■ **Supplied entries**
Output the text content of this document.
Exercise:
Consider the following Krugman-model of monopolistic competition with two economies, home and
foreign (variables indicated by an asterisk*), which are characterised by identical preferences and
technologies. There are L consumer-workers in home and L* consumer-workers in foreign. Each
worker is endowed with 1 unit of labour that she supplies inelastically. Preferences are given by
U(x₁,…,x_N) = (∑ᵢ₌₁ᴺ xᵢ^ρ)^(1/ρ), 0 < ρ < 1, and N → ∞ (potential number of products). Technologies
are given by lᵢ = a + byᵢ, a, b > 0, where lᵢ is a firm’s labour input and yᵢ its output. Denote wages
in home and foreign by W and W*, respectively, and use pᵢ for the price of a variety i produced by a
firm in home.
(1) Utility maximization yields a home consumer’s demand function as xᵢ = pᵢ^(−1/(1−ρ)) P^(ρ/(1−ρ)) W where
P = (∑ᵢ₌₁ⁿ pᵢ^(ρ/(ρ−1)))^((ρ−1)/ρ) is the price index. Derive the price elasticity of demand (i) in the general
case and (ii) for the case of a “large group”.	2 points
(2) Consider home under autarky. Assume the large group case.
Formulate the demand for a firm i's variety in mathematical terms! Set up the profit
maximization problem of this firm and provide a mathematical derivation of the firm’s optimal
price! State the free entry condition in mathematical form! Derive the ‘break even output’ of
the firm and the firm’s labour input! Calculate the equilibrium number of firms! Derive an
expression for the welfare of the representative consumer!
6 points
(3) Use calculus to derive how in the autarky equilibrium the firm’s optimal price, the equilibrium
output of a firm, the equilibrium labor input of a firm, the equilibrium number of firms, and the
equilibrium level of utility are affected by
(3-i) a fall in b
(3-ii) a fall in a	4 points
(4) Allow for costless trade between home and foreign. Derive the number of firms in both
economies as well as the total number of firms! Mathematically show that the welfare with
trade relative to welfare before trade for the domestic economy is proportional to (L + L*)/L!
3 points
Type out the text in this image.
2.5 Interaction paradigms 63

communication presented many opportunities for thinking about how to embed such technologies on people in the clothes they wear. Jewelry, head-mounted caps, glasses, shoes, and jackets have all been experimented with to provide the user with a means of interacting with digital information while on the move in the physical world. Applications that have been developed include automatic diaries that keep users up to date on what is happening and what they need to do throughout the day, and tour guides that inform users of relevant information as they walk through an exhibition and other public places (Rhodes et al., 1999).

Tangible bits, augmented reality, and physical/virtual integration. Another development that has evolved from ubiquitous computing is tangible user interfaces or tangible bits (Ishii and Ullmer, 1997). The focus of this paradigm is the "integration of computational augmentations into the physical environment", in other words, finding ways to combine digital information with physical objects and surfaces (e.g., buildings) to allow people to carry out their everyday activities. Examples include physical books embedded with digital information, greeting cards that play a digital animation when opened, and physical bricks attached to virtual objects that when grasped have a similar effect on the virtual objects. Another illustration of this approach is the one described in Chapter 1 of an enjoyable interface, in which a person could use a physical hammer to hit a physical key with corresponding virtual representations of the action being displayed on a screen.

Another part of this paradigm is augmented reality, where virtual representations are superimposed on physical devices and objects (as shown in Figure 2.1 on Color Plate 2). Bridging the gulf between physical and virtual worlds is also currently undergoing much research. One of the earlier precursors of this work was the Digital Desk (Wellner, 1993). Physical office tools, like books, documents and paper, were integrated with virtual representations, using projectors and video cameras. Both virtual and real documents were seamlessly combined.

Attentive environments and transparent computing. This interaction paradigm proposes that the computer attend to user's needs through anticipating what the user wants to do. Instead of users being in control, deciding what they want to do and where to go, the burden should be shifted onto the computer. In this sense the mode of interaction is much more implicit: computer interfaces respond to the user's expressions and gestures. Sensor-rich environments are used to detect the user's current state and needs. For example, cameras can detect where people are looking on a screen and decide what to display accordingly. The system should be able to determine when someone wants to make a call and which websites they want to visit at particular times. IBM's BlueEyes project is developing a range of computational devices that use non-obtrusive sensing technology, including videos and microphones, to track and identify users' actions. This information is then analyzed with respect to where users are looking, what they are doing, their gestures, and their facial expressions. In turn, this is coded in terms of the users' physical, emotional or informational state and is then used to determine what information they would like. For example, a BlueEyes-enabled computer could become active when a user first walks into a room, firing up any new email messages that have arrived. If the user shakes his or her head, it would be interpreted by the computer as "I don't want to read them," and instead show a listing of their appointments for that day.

■ **Instruction**
Your task is to repeat each line of the material exactly.

■ **Final answer**
Output the text content of this document.
Exercise:
Consider the following Krugman-model of monopolistic competition with two economies, home and
foreign (variables indicated by an asterisk*), which are characterised by identical preferences and
technologies. There are L consumer-workers in home and L* consumer-workers in foreign. Each
worker is endowed with 1 unit of labour that she supplies inelastically. Preferences are given by
U(x₁,…,x_N) = (∑ᵢ₌₁ᴺ xᵢ^ρ)^(1/ρ), 0 < ρ < 1, and N → ∞ (potential number of products). Technologies
are given by lᵢ = a + byᵢ, a, b > 0, where lᵢ is a firm’s labour input and yᵢ its output. Denote wages
in home and foreign by W and W*, respectively, and use pᵢ for the price of a variety i produced by a
firm in home.
(1) Utility maximization yields a home consumer’s demand function as xᵢ = pᵢ^(−1/(1−ρ)) P^(ρ/(1−ρ)) W where
P = (∑ᵢ₌₁ⁿ pᵢ^(ρ/(ρ−1)))^((ρ−1)/ρ) is the price index. Derive the price elasticity of demand (i) in the general
case and (ii) for the case of a “large group”.	2 points
(2) Consider home under autarky. Assume the large group case.
Formulate the demand for a firm i's variety in mathematical terms! Set up the profit
maximization problem of this firm and provide a mathematical derivation of the firm’s optimal
price! State the free entry condition in mathematical form! Derive the ‘break even output’ of
the firm and the firm’s labour input! Calculate the equilibrium number of firms! Derive an
expression for the welfare of the representative consumer!
6 points
(3) Use calculus to derive how in the autarky equilibrium the firm’s optimal price, the equilibrium
output of a firm, the equilibrium labor input of a firm, the equilibrium number of firms, and the
equilibrium level of utility are affected by
(3-i) a fall in b
(3-ii) a fall in a	4 points
(4) Allow for costless trade between home and foreign. Derive the number of firms in both
economies as well as the total number of firms! Mathematically show that the welfare with
trade relative to welfare before trade for the domestic economy is proportional to (L + L*)/L!
3 points
Type out the text in this image.
2.5 Interaction paradigms 63

communication presented many opportunities for thinking about how to embed such technologies on people in the clothes they wear. Jewelry, head-mounted caps, glasses, shoes, and jackets have all been experimented with to provide the user with a means of interacting with digital information while on the move in the physical world. Applications that have been developed include automatic diaries that keep users up to date on what is happening and what they need to do throughout the day, and tour guides that inform users of relevant information as they walk through an exhibition and other public places (Rhodes et al., 1999).

Tangible bits, augmented reality, and physical/virtual integration. Another development that has evolved from ubiquitous computing is tangible user interfaces or tangible bits (Ishii and Ullmer, 1997). The focus of this paradigm is the "integration of computational augmentations into the physical environment", in other words, finding ways to combine digital information with physical objects and surfaces (e.g., buildings) to allow people to carry out their everyday activities. Examples include physical books embedded with digital information, greeting cards that play a digital animation when opened, and physical bricks attached to virtual objects that when grasped have a similar effect on the virtual objects. Another illustration of this approach is the one described in Chapter 1 of an enjoyable interface, in which a person could use a physical hammer to hit a physical key with corresponding virtual representations of the action being displayed on a screen.

Another part of this paradigm is augmented reality, where virtual representations are superimposed on physical devices and objects (as shown in Figure 2.1 on Color Plate 2). Bridging the gulf between physical and virtual worlds is also currently undergoing much research. One of the earlier precursors of this work was the Digital Desk (Wellner, 1993). Physical office tools, like books, documents and paper, were integrated with virtual representations, using projectors and video cameras. Both virtual and real documents were seamlessly combined.

Attentive environments and transparent computing. This interaction paradigm proposes that the computer attend to user's needs through anticipating what the user wants to do. Instead of users being in control, deciding what they want to do and where to go, the burden should be shifted onto the computer. In this sense the mode of interaction is much more implicit: computer interfaces respond to the user's expressions and gestures. Sensor-rich environments are used to detect the user's current state and needs. For example, cameras can detect where people are looking on a screen and decide what to display accordingly. The system should be able to determine when someone wants to make a call and which websites they want to visit at particular times. IBM's BlueEyes project is developing a range of computational devices that use non-obtrusive sensing technology, including videos and microphones, to track and identify users' actions. This information is then analyzed with respect to where users are looking, what they are doing, their gestures, and their facial expressions. In turn, this is coded in terms of the users' physical, emotional or informational state and is then used to determine what information they would like. For example, a BlueEyes-enabled computer could become active when a user first walks into a room, firing up any new email messages that have arrived. If the user shakes his or her head, it would be interpreted by the computer as "I don't want to read them," and instead show a listing of their appointments for that day.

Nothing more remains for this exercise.